▸ REQUIRED WORK
Every line in the listing is to be echoed verbatim.

▸ EXERCISE MATERIALS
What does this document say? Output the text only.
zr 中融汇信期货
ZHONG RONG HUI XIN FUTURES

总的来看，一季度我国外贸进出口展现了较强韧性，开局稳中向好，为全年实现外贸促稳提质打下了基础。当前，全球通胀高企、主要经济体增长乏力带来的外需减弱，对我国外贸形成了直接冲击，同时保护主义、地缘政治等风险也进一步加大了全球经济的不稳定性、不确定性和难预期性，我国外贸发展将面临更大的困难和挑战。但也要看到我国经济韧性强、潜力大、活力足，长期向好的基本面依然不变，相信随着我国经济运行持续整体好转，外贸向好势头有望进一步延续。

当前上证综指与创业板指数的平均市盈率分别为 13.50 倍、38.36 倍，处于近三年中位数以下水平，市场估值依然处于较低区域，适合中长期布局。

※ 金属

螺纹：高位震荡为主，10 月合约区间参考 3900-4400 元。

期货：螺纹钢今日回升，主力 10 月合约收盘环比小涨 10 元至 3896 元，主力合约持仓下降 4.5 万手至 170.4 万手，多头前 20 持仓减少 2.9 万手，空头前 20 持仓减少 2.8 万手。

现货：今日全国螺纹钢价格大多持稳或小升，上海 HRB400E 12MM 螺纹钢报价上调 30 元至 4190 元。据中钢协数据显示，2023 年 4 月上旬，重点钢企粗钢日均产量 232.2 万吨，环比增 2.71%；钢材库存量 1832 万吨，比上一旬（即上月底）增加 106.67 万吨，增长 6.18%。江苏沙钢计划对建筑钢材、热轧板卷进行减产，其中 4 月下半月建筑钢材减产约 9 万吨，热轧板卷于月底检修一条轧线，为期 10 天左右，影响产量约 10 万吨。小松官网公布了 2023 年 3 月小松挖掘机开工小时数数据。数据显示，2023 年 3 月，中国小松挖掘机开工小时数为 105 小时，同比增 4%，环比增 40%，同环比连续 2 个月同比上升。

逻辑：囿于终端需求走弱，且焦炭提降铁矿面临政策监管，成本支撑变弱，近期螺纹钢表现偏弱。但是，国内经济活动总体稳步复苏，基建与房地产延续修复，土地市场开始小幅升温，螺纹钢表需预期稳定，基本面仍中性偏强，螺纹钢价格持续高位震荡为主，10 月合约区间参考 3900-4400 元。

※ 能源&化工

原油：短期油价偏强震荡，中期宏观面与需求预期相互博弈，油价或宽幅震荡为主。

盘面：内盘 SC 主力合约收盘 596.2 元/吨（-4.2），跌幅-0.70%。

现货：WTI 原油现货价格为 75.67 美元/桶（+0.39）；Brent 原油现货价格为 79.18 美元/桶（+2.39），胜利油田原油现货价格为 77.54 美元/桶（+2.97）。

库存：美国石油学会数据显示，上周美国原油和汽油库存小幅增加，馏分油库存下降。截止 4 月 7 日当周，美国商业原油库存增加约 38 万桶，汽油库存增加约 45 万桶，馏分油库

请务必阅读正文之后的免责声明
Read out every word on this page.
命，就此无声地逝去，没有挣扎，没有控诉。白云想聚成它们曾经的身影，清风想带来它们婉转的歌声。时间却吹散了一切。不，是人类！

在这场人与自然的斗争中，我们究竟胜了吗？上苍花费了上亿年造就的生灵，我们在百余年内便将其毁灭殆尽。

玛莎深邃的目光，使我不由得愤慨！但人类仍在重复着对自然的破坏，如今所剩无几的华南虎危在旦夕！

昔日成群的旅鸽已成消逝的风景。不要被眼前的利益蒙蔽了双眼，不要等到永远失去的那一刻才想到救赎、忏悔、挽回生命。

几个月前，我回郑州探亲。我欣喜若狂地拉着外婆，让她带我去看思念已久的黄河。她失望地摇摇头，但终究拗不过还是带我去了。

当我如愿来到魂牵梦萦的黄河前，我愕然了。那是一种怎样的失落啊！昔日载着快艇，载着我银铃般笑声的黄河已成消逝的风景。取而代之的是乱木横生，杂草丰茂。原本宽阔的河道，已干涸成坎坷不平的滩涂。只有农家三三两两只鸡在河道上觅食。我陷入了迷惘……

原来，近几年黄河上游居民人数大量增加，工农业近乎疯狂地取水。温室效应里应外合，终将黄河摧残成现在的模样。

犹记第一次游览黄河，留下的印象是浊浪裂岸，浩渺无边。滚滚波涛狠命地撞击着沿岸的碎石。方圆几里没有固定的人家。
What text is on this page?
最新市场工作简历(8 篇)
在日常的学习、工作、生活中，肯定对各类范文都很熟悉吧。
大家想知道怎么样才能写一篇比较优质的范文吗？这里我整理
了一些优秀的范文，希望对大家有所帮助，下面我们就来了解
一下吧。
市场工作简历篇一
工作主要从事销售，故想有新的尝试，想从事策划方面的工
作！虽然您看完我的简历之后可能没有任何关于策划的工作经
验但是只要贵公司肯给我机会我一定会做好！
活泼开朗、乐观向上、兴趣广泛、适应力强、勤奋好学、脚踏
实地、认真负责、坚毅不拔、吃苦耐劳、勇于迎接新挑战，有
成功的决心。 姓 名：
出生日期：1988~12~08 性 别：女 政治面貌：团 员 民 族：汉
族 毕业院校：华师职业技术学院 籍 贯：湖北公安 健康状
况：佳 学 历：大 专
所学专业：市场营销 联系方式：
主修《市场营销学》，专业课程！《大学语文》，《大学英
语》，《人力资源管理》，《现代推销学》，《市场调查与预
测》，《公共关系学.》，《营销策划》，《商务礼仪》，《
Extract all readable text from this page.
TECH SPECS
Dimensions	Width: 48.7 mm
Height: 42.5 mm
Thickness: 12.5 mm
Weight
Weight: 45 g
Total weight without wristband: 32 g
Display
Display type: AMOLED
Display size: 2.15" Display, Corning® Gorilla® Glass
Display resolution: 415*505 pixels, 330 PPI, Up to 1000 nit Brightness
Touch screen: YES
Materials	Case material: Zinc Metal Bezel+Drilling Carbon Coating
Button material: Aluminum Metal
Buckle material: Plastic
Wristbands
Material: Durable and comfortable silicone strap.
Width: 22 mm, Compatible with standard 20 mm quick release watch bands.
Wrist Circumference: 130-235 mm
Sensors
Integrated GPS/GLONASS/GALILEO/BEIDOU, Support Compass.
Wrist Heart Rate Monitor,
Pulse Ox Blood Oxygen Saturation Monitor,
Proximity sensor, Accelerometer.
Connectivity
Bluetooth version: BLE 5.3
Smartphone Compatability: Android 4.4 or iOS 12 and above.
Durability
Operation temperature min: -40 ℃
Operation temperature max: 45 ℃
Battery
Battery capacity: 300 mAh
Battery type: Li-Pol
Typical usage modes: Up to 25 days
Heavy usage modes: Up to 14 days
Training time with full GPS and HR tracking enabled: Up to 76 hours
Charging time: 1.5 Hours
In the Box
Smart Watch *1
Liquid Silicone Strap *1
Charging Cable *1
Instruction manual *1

▸ RIGHT ANSWER
What does this document say? Output the text only.
zr 中融汇信期货
ZHONG RONG HUI XIN FUTURES

总的来看，一季度我国外贸进出口展现了较强韧性，开局稳中向好，为全年实现外贸促稳提质打下了基础。当前，全球通胀高企、主要经济体增长乏力带来的外需减弱，对我国外贸形成了直接冲击，同时保护主义、地缘政治等风险也进一步加大了全球经济的不稳定性、不确定性和难预期性，我国外贸发展将面临更大的困难和挑战。但也要看到我国经济韧性强、潜力大、活力足，长期向好的基本面依然不变，相信随着我国经济运行持续整体好转，外贸向好势头有望进一步延续。

当前上证综指与创业板指数的平均市盈率分别为 13.50 倍、38.36 倍，处于近三年中位数以下水平，市场估值依然处于较低区域，适合中长期布局。

※ 金属

螺纹：高位震荡为主，10 月合约区间参考 3900-4400 元。

期货：螺纹钢今日回升，主力 10 月合约收盘环比小涨 10 元至 3896 元，主力合约持仓下降 4.5 万手至 170.4 万手，多头前 20 持仓减少 2.9 万手，空头前 20 持仓减少 2.8 万手。

现货：今日全国螺纹钢价格大多持稳或小升，上海 HRB400E 12MM 螺纹钢报价上调 30 元至 4190 元。据中钢协数据显示，2023 年 4 月上旬，重点钢企粗钢日均产量 232.2 万吨，环比增 2.71%；钢材库存量 1832 万吨，比上一旬（即上月底）增加 106.67 万吨，增长 6.18%。江苏沙钢计划对建筑钢材、热轧板卷进行减产，其中 4 月下半月建筑钢材减产约 9 万吨，热轧板卷于月底检修一条轧线，为期 10 天左右，影响产量约 10 万吨。小松官网公布了 2023 年 3 月小松挖掘机开工小时数数据。数据显示，2023 年 3 月，中国小松挖掘机开工小时数为 105 小时，同比增 4%，环比增 40%，同环比连续 2 个月同比上升。

逻辑：囿于终端需求走弱，且焦炭提降铁矿面临政策监管，成本支撑变弱，近期螺纹钢表现偏弱。但是，国内经济活动总体稳步复苏，基建与房地产延续修复，土地市场开始小幅升温，螺纹钢表需预期稳定，基本面仍中性偏强，螺纹钢价格持续高位震荡为主，10 月合约区间参考 3900-4400 元。

※ 能源&化工

原油：短期油价偏强震荡，中期宏观面与需求预期相互博弈，油价或宽幅震荡为主。

盘面：内盘 SC 主力合约收盘 596.2 元/吨（-4.2），跌幅-0.70%。

现货：WTI 原油现货价格为 75.67 美元/桶（+0.39）；Brent 原油现货价格为 79.18 美元/桶（+2.39），胜利油田原油现货价格为 77.54 美元/桶（+2.97）。

库存：美国石油学会数据显示，上周美国原油和汽油库存小幅增加，馏分油库存下降。截止 4 月 7 日当周，美国商业原油库存增加约 38 万桶，汽油库存增加约 45 万桶，馏分油库

请务必阅读正文之后的免责声明
Read out every word on this page.
命，就此无声地逝去，没有挣扎，没有控诉。白云想聚成它们曾经的身影，清风想带来它们婉转的歌声。时间却吹散了一切。不，是人类！

在这场人与自然的斗争中，我们究竟胜了吗？上苍花费了上亿年造就的生灵，我们在百余年内便将其毁灭殆尽。

玛莎深邃的目光，使我不由得愤慨！但人类仍在重复着对自然的破坏，如今所剩无几的华南虎危在旦夕！

昔日成群的旅鸽已成消逝的风景。不要被眼前的利益蒙蔽了双眼，不要等到永远失去的那一刻才想到救赎、忏悔、挽回生命。

几个月前，我回郑州探亲。我欣喜若狂地拉着外婆，让她带我去看思念已久的黄河。她失望地摇摇头，但终究拗不过还是带我去了。

当我如愿来到魂牵梦萦的黄河前，我愕然了。那是一种怎样的失落啊！昔日载着快艇，载着我银铃般笑声的黄河已成消逝的风景。取而代之的是乱木横生，杂草丰茂。原本宽阔的河道，已干涸成坎坷不平的滩涂。只有农家三三两两只鸡在河道上觅食。我陷入了迷惘……

原来，近几年黄河上游居民人数大量增加，工农业近乎疯狂地取水。温室效应里应外合，终将黄河摧残成现在的模样。

犹记第一次游览黄河，留下的印象是浊浪裂岸，浩渺无边。滚滚波涛狠命地撞击着沿岸的碎石。方圆几里没有固定的人家。
What text is on this page?
最新市场工作简历(8 篇)
在日常的学习、工作、生活中，肯定对各类范文都很熟悉吧。
大家想知道怎么样才能写一篇比较优质的范文吗？这里我整理
了一些优秀的范文，希望对大家有所帮助，下面我们就来了解
一下吧。
市场工作简历篇一
工作主要从事销售，故想有新的尝试，想从事策划方面的工
作！虽然您看完我的简历之后可能没有任何关于策划的工作经
验但是只要贵公司肯给我机会我一定会做好！
活泼开朗、乐观向上、兴趣广泛、适应力强、勤奋好学、脚踏
实地、认真负责、坚毅不拔、吃苦耐劳、勇于迎接新挑战，有
成功的决心。 姓 名：
出生日期：1988~12~08 性 别：女 政治面貌：团 员 民 族：汉
族 毕业院校：华师职业技术学院 籍 贯：湖北公安 健康状
况：佳 学 历：大 专
所学专业：市场营销 联系方式：
主修《市场营销学》，专业课程！《大学语文》，《大学英
语》，《人力资源管理》，《现代推销学》，《市场调查与预
测》，《公共关系学.》，《营销策划》，《商务礼仪》，《
Extract all readable text from this page.
TECH SPECS
Dimensions	Width: 48.7 mm
Height: 42.5 mm
Thickness: 12.5 mm
Weight
Weight: 45 g
Total weight without wristband: 32 g
Display
Display type: AMOLED
Display size: 2.15" Display, Corning® Gorilla® Glass
Display resolution: 415*505 pixels, 330 PPI, Up to 1000 nit Brightness
Touch screen: YES
Materials	Case material: Zinc Metal Bezel+Drilling Carbon Coating
Button material: Aluminum Metal
Buckle material: Plastic
Wristbands
Material: Durable and comfortable silicone strap.
Width: 22 mm, Compatible with standard 20 mm quick release watch bands.
Wrist Circumference: 130-235 mm
Sensors
Integrated GPS/GLONASS/GALILEO/BEIDOU, Support Compass.
Wrist Heart Rate Monitor,
Pulse Ox Blood Oxygen Saturation Monitor,
Proximity sensor, Accelerometer.
Connectivity
Bluetooth version: BLE 5.3
Smartphone Compatability: Android 4.4 or iOS 12 and above.
Durability
Operation temperature min: -40 ℃
Operation temperature max: 45 ℃
Battery
Battery capacity: 300 mAh
Battery type: Li-Pol
Typical usage modes: Up to 25 days
Heavy usage modes: Up to 14 days
Training time with full GPS and HR tracking enabled: Up to 76 hours
Charging time: 1.5 Hours
In the Box
Smart Watch *1
Liquid Silicone Strap *1
Charging Cable *1
Instruction manual *1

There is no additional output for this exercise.